→ Written task: In the listing that follows, how many lines contain the string "this"? Provide only the number.

________________________

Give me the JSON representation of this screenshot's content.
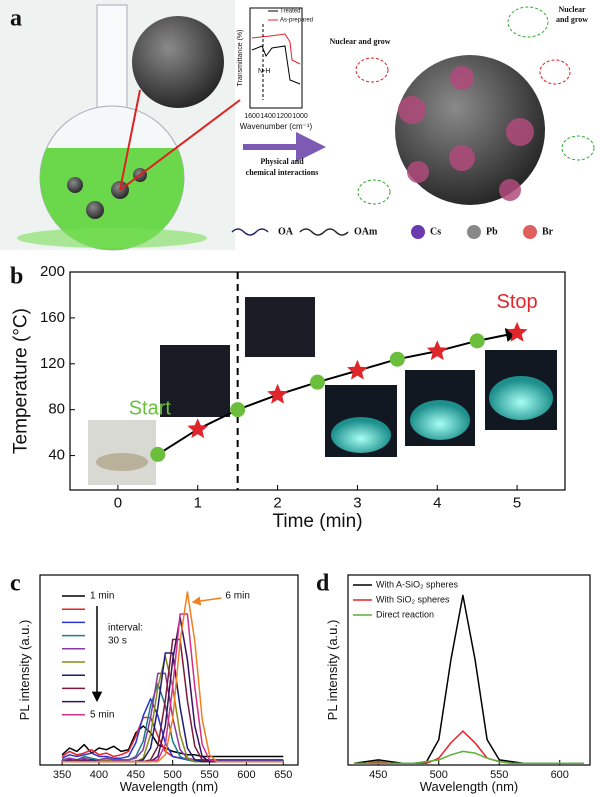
{
  "schematic": {
    "panel_label": "a",
    "inset": {
      "y_label": "Transmittance (%)",
      "x_label": "Wavenumber (cm⁻¹)",
      "xticks": [
        1600,
        1400,
        1200,
        1000
      ],
      "legend": [
        "Treated",
        "As-prepared"
      ],
      "annotation": "N-H"
    },
    "arrow_label": [
      "Physical and",
      "chemical interactions"
    ],
    "nuclear_labels": [
      "Nuclear and grow",
      "Nuclear",
      "and grow"
    ],
    "legend": [
      "OA",
      "OAm",
      "Cs",
      "Pb",
      "Br"
    ]
  },
  "chart_data": [
    {
      "type": "scatter",
      "panel_label": "b",
      "y_label": "Temperature (°C)",
      "x_label": "Time (min)",
      "xlim": [
        -0.6,
        5.6
      ],
      "ylim": [
        10,
        200
      ],
      "xticks": [
        0,
        1,
        2,
        3,
        4,
        5
      ],
      "yticks": [
        40,
        80,
        120,
        160,
        200
      ],
      "vline": 1.5,
      "annotations": [
        "Start",
        "Stop"
      ],
      "series": [
        {
          "marker": "circle",
          "color": "#6cbf3c",
          "x": [
            0.5,
            1.5,
            2.5,
            3.5,
            4.5
          ],
          "values": [
            41,
            80,
            104,
            124,
            140
          ]
        },
        {
          "marker": "star",
          "color": "#e0262a",
          "x": [
            1,
            2,
            3,
            4,
            5
          ],
          "values": [
            63,
            93,
            114,
            131,
            147
          ]
        }
      ]
    },
    {
      "type": "line",
      "panel_label": "c",
      "y_label": "PL intensity (a.u.)",
      "x_label": "Wavelength (nm)",
      "xlim": [
        320,
        670
      ],
      "ylim": [
        0,
        1.12
      ],
      "xticks": [
        350,
        400,
        450,
        500,
        550,
        600,
        650
      ],
      "annotation_lines": [
        "interval:",
        "30 s"
      ],
      "x": [
        350,
        360,
        370,
        380,
        390,
        400,
        410,
        420,
        430,
        440,
        450,
        460,
        470,
        480,
        490,
        500,
        510,
        520,
        530,
        540,
        550,
        560,
        570,
        580,
        590,
        600,
        610,
        620,
        630,
        640,
        650
      ],
      "series": [
        {
          "name": "1 min",
          "color": "#000000",
          "values": [
            0.06,
            0.1,
            0.08,
            0.12,
            0.07,
            0.1,
            0.09,
            0.11,
            0.08,
            0.09,
            0.19,
            0.23,
            0.19,
            0.12,
            0.1,
            0.08,
            0.07,
            0.06,
            0.06,
            0.05,
            0.05,
            0.05,
            0.05,
            0.05,
            0.05,
            0.05,
            0.05,
            0.05,
            0.05,
            0.05,
            0.05
          ]
        },
        {
          "color": "#e8202a",
          "values": [
            0.05,
            0.08,
            0.06,
            0.07,
            0.09,
            0.06,
            0.07,
            0.05,
            0.06,
            0.08,
            0.17,
            0.28,
            0.28,
            0.17,
            0.08,
            0.05,
            0.04,
            0.04,
            0.03,
            0.03,
            0.03,
            0.03,
            0.03,
            0.03,
            0.03,
            0.03,
            0.03,
            0.03,
            0.03,
            0.03,
            0.03
          ]
        },
        {
          "color": "#2a35d0",
          "values": [
            0.04,
            0.06,
            0.05,
            0.06,
            0.07,
            0.05,
            0.05,
            0.04,
            0.04,
            0.05,
            0.13,
            0.29,
            0.39,
            0.29,
            0.13,
            0.05,
            0.04,
            0.03,
            0.03,
            0.03,
            0.03,
            0.03,
            0.03,
            0.03,
            0.03,
            0.03,
            0.03,
            0.03,
            0.03,
            0.03,
            0.03
          ]
        },
        {
          "color": "#1b7c8c",
          "values": [
            0.03,
            0.04,
            0.03,
            0.05,
            0.04,
            0.03,
            0.04,
            0.03,
            0.03,
            0.03,
            0.05,
            0.14,
            0.35,
            0.48,
            0.35,
            0.14,
            0.05,
            0.03,
            0.02,
            0.02,
            0.02,
            0.02,
            0.02,
            0.02,
            0.02,
            0.02,
            0.02,
            0.02,
            0.02,
            0.02,
            0.02
          ]
        },
        {
          "color": "#8a3aa0",
          "values": [
            0.03,
            0.04,
            0.03,
            0.04,
            0.03,
            0.03,
            0.04,
            0.03,
            0.03,
            0.03,
            0.04,
            0.09,
            0.28,
            0.54,
            0.54,
            0.28,
            0.09,
            0.04,
            0.03,
            0.02,
            0.02,
            0.02,
            0.02,
            0.02,
            0.02,
            0.02,
            0.02,
            0.02,
            0.02,
            0.02,
            0.02
          ]
        },
        {
          "color": "#8a8a18",
          "values": [
            0.02,
            0.03,
            0.02,
            0.03,
            0.02,
            0.02,
            0.03,
            0.02,
            0.02,
            0.02,
            0.02,
            0.04,
            0.18,
            0.46,
            0.64,
            0.46,
            0.18,
            0.04,
            0.02,
            0.02,
            0.02,
            0.02,
            0.02,
            0.02,
            0.02,
            0.02,
            0.02,
            0.02,
            0.02,
            0.02,
            0.02
          ]
        },
        {
          "color": "#1c1c7a",
          "values": [
            0.02,
            0.03,
            0.02,
            0.02,
            0.03,
            0.02,
            0.02,
            0.02,
            0.02,
            0.02,
            0.02,
            0.03,
            0.1,
            0.34,
            0.66,
            0.66,
            0.34,
            0.1,
            0.03,
            0.02,
            0.02,
            0.02,
            0.02,
            0.02,
            0.02,
            0.02,
            0.02,
            0.02,
            0.02,
            0.02,
            0.02
          ]
        },
        {
          "color": "#7a1a3a",
          "values": [
            0.02,
            0.02,
            0.03,
            0.02,
            0.02,
            0.02,
            0.02,
            0.02,
            0.02,
            0.02,
            0.02,
            0.02,
            0.03,
            0.11,
            0.38,
            0.74,
            0.74,
            0.38,
            0.11,
            0.03,
            0.02,
            0.02,
            0.02,
            0.02,
            0.02,
            0.02,
            0.02,
            0.02,
            0.02,
            0.02,
            0.02
          ]
        },
        {
          "color": "#3a1060",
          "values": [
            0.02,
            0.02,
            0.02,
            0.03,
            0.02,
            0.02,
            0.02,
            0.02,
            0.02,
            0.02,
            0.02,
            0.02,
            0.02,
            0.05,
            0.23,
            0.62,
            0.87,
            0.62,
            0.23,
            0.05,
            0.02,
            0.02,
            0.02,
            0.02,
            0.02,
            0.02,
            0.02,
            0.02,
            0.02,
            0.02,
            0.02
          ]
        },
        {
          "name": "5 min",
          "color": "#d0308a",
          "values": [
            0.02,
            0.02,
            0.02,
            0.02,
            0.02,
            0.02,
            0.02,
            0.02,
            0.02,
            0.02,
            0.02,
            0.02,
            0.02,
            0.03,
            0.12,
            0.46,
            0.89,
            0.89,
            0.46,
            0.12,
            0.03,
            0.02,
            0.02,
            0.02,
            0.02,
            0.02,
            0.02,
            0.02,
            0.02,
            0.02,
            0.02
          ]
        },
        {
          "name": "6 min",
          "color": "#f08020",
          "values": [
            0.02,
            0.02,
            0.02,
            0.02,
            0.02,
            0.02,
            0.02,
            0.02,
            0.02,
            0.02,
            0.02,
            0.02,
            0.02,
            0.02,
            0.06,
            0.27,
            0.73,
            1.02,
            0.73,
            0.27,
            0.06,
            0.02,
            0.02,
            0.02,
            0.02,
            0.02,
            0.02,
            0.02,
            0.02,
            0.02,
            0.02
          ]
        }
      ]
    },
    {
      "type": "line",
      "panel_label": "d",
      "y_label": "PL intensity (a.u.)",
      "x_label": "Wavelength (nm)",
      "xlim": [
        425,
        625
      ],
      "ylim": [
        0,
        1.12
      ],
      "xticks": [
        450,
        500,
        550,
        600
      ],
      "x": [
        430,
        440,
        450,
        460,
        470,
        480,
        490,
        500,
        510,
        520,
        530,
        540,
        550,
        560,
        570,
        580,
        590,
        600,
        610,
        620
      ],
      "series": [
        {
          "name": "With A-SiO₂ spheres",
          "color": "#000000",
          "values": [
            0.01,
            0.02,
            0.03,
            0.02,
            0.01,
            0.01,
            0.02,
            0.15,
            0.62,
            1.0,
            0.62,
            0.15,
            0.03,
            0.02,
            0.01,
            0.01,
            0.01,
            0.01,
            0.01,
            0.01
          ]
        },
        {
          "name": "With SiO₂ spheres",
          "color": "#e8202a",
          "values": [
            0.01,
            0.01,
            0.02,
            0.01,
            0.01,
            0.01,
            0.01,
            0.04,
            0.13,
            0.2,
            0.13,
            0.04,
            0.02,
            0.01,
            0.01,
            0.01,
            0.01,
            0.01,
            0.01,
            0.01
          ]
        },
        {
          "name": "Direct reaction",
          "color": "#5cb03c",
          "values": [
            0.01,
            0.01,
            0.01,
            0.01,
            0.01,
            0.01,
            0.02,
            0.03,
            0.06,
            0.08,
            0.07,
            0.04,
            0.02,
            0.01,
            0.01,
            0.01,
            0.01,
            0.01,
            0.01,
            0.01
          ]
        }
      ]
    }
  ]
}
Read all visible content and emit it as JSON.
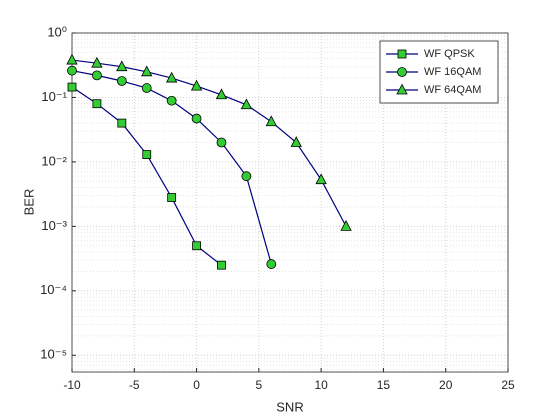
{
  "chart_data": {
    "type": "line",
    "xlabel": "SNR",
    "ylabel": "BER",
    "xlim": [
      -10,
      25
    ],
    "xticks": [
      -10,
      -5,
      0,
      5,
      10,
      15,
      20,
      25
    ],
    "ylim": [
      5.5e-06,
      1
    ],
    "log_y": true,
    "grid": true,
    "legend": "upper right",
    "yticks": [
      {
        "value": 1,
        "label": "10⁰"
      },
      {
        "value": 0.1,
        "label": "10⁻¹"
      },
      {
        "value": 0.01,
        "label": "10⁻²"
      },
      {
        "value": 0.001,
        "label": "10⁻³"
      },
      {
        "value": 0.0001,
        "label": "10⁻⁴"
      },
      {
        "value": 1e-05,
        "label": "10⁻⁵"
      }
    ],
    "series": [
      {
        "name": "WF QPSK",
        "color": "#00007f",
        "marker_color": "#33cc33",
        "marker": "square",
        "x": [
          -10,
          -8,
          -6,
          -4,
          -2,
          0,
          2
        ],
        "values": [
          0.145,
          0.08,
          0.04,
          0.013,
          0.0028,
          0.0005,
          0.00025
        ]
      },
      {
        "name": "WF 16QAM",
        "color": "#00007f",
        "marker_color": "#33cc33",
        "marker": "circle",
        "x": [
          -10,
          -8,
          -6,
          -4,
          -2,
          0,
          2,
          4,
          6
        ],
        "values": [
          0.26,
          0.22,
          0.18,
          0.14,
          0.089,
          0.047,
          0.02,
          0.006,
          0.00026
        ]
      },
      {
        "name": "WF 64QAM",
        "color": "#00007f",
        "marker_color": "#33cc33",
        "marker": "triangle",
        "x": [
          -10,
          -8,
          -6,
          -4,
          -2,
          0,
          2,
          4,
          6,
          8,
          10,
          12
        ],
        "values": [
          0.38,
          0.34,
          0.3,
          0.25,
          0.2,
          0.15,
          0.11,
          0.077,
          0.042,
          0.02,
          0.0053,
          0.001
        ]
      }
    ]
  }
}
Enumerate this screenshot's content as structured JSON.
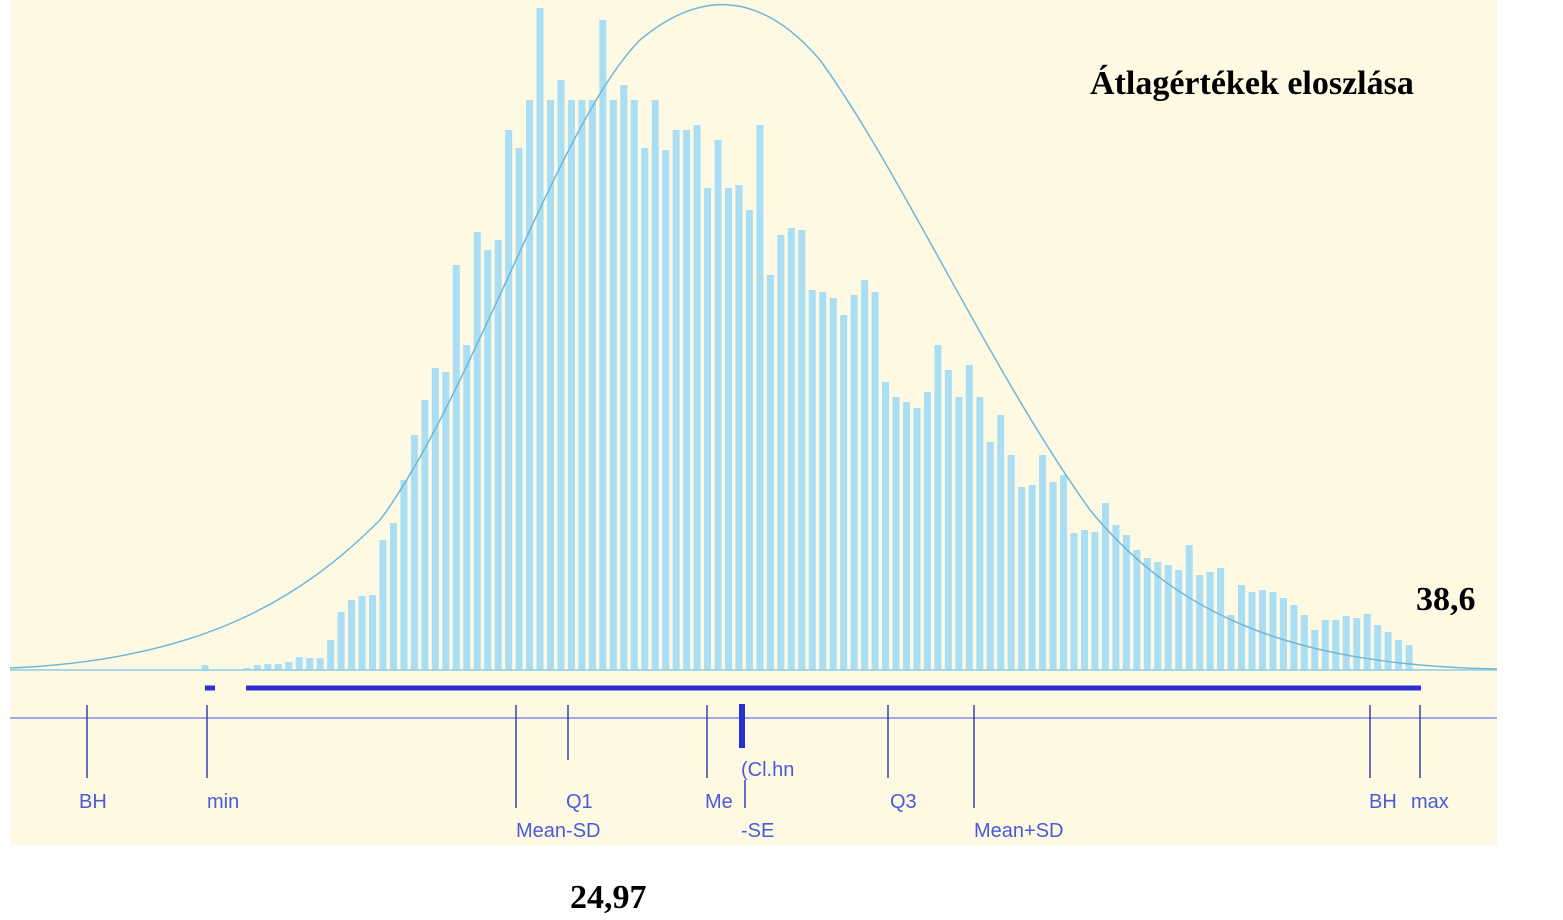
{
  "chart_data": {
    "type": "bar",
    "title": "Átlagértékek eloszlása",
    "annotations": [
      "38,6",
      "24,97"
    ],
    "markers": [
      "BH",
      "min",
      "Mean-SD",
      "Q1",
      "Me",
      "(Cl.hn",
      "-SE",
      "Q3",
      "Mean+SD",
      "BH",
      "max"
    ],
    "categories": [
      null,
      null,
      null,
      null,
      null,
      null,
      null,
      null,
      null,
      null,
      null,
      null,
      null,
      null,
      null,
      null,
      null,
      null,
      null,
      null,
      null,
      null,
      null,
      null,
      null,
      null,
      null,
      null,
      null,
      null,
      null,
      null,
      null,
      null,
      null,
      null,
      null,
      null,
      null,
      null,
      null,
      null,
      null,
      null,
      null,
      null,
      null,
      null,
      null,
      null,
      null,
      null,
      null,
      null,
      null,
      null,
      null,
      null,
      null,
      null,
      null,
      null,
      null,
      null,
      null,
      null,
      null,
      null,
      null,
      null,
      null,
      null,
      null,
      null,
      null,
      null,
      null,
      null,
      null,
      null,
      null,
      null,
      null,
      null,
      null,
      null,
      null,
      null,
      null,
      null,
      null,
      null,
      null,
      null,
      null,
      null,
      null,
      null,
      null,
      null,
      null,
      null,
      null,
      null,
      null,
      null,
      null,
      null,
      null,
      null,
      null,
      null,
      null,
      null,
      null,
      null
    ],
    "values": [
      5,
      0,
      0,
      0,
      2,
      5,
      6,
      6,
      8,
      13,
      12,
      12,
      30,
      58,
      70,
      74,
      75,
      130,
      147,
      190,
      235,
      270,
      302,
      298,
      405,
      325,
      438,
      420,
      430,
      540,
      522,
      570,
      662,
      570,
      590,
      570,
      570,
      570,
      650,
      570,
      585,
      570,
      522,
      570,
      520,
      540,
      540,
      545,
      482,
      530,
      482,
      485,
      460,
      545,
      395,
      435,
      442,
      440,
      380,
      378,
      372,
      355,
      375,
      390,
      378,
      288,
      273,
      268,
      262,
      278,
      325,
      300,
      273,
      305,
      273,
      228,
      255,
      215,
      183,
      185,
      215,
      188,
      195,
      137,
      140,
      138,
      167,
      145,
      135,
      120,
      112,
      108,
      105,
      100,
      125,
      95,
      98,
      102,
      55,
      85,
      78,
      80,
      78,
      72,
      65,
      55,
      40,
      50,
      50,
      54,
      52,
      56,
      45,
      38,
      30,
      25
    ],
    "color": "#a9def5",
    "ylim": [
      0,
      665
    ]
  }
}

________________________

→ Worked answer: 2